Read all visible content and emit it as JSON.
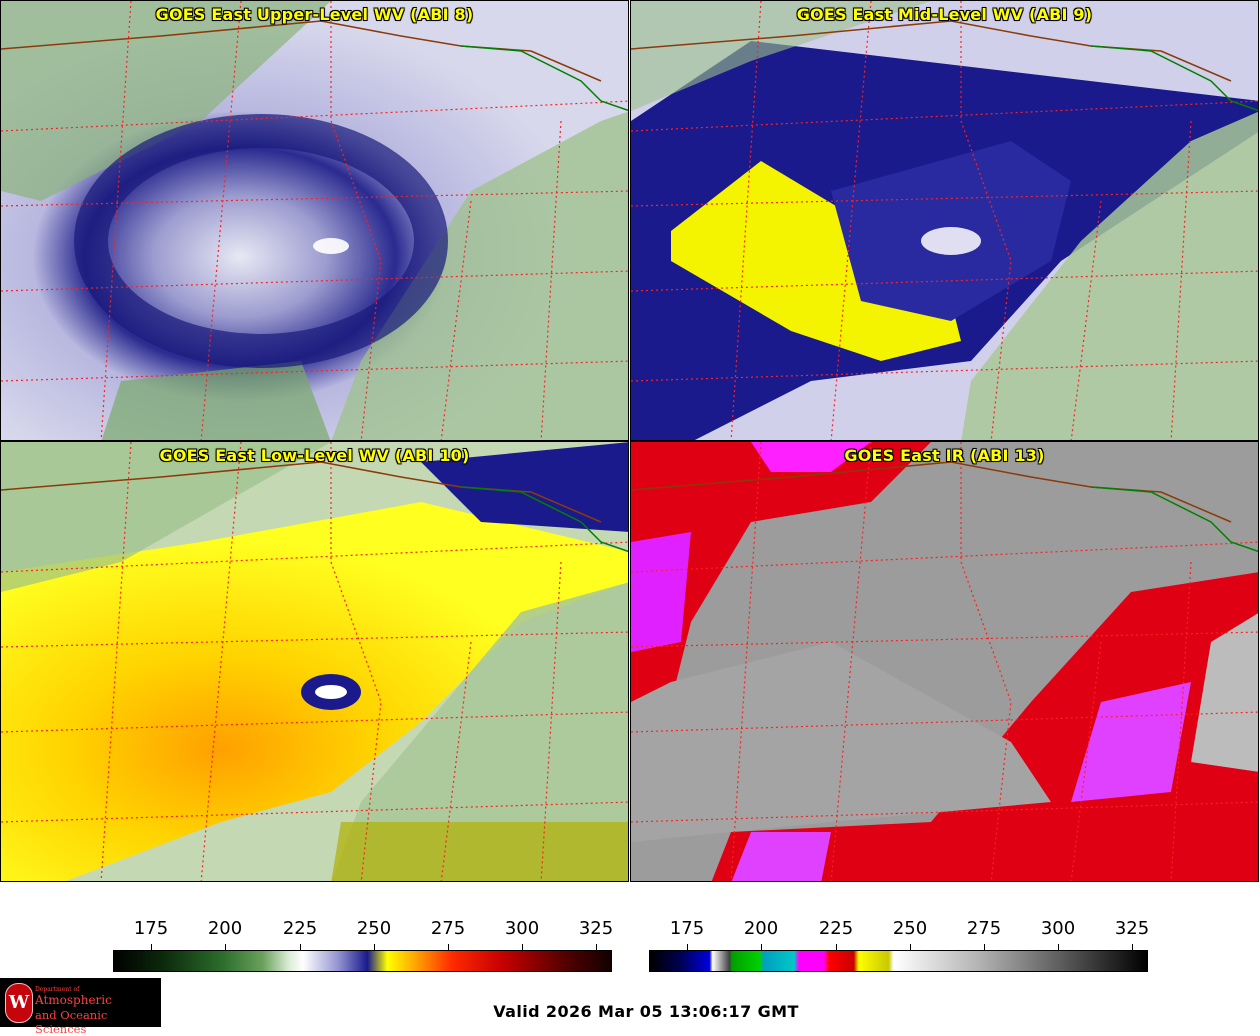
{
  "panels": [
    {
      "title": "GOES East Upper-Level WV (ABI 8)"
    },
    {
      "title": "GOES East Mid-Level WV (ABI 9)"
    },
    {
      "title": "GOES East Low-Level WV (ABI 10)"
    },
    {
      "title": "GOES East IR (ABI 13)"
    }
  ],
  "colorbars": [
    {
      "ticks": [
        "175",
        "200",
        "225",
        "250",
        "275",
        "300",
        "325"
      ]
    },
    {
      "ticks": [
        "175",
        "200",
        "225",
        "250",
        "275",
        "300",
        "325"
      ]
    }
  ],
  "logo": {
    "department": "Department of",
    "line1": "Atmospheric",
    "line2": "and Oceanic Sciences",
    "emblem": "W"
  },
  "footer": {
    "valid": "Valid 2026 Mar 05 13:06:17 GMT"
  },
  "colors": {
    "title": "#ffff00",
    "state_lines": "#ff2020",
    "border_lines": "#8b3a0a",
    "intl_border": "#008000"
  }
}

_Work to complete_
Leave the pictures out, and print every line of the listing exactly as written.

_Answer to the task_
Read all visible content and emit it as JSON.
{
  "panels": [
    {
      "title": "GOES East Upper-Level WV (ABI 8)"
    },
    {
      "title": "GOES East Mid-Level WV (ABI 9)"
    },
    {
      "title": "GOES East Low-Level WV (ABI 10)"
    },
    {
      "title": "GOES East IR (ABI 13)"
    }
  ],
  "colorbars": [
    {
      "ticks": [
        "175",
        "200",
        "225",
        "250",
        "275",
        "300",
        "325"
      ]
    },
    {
      "ticks": [
        "175",
        "200",
        "225",
        "250",
        "275",
        "300",
        "325"
      ]
    }
  ],
  "logo": {
    "department": "Department of",
    "line1": "Atmospheric",
    "line2": "and Oceanic Sciences",
    "emblem": "W"
  },
  "footer": {
    "valid": "Valid 2026 Mar 05 13:06:17 GMT"
  },
  "colors": {
    "title": "#ffff00",
    "state_lines": "#ff2020",
    "border_lines": "#8b3a0a",
    "intl_border": "#008000"
  }
}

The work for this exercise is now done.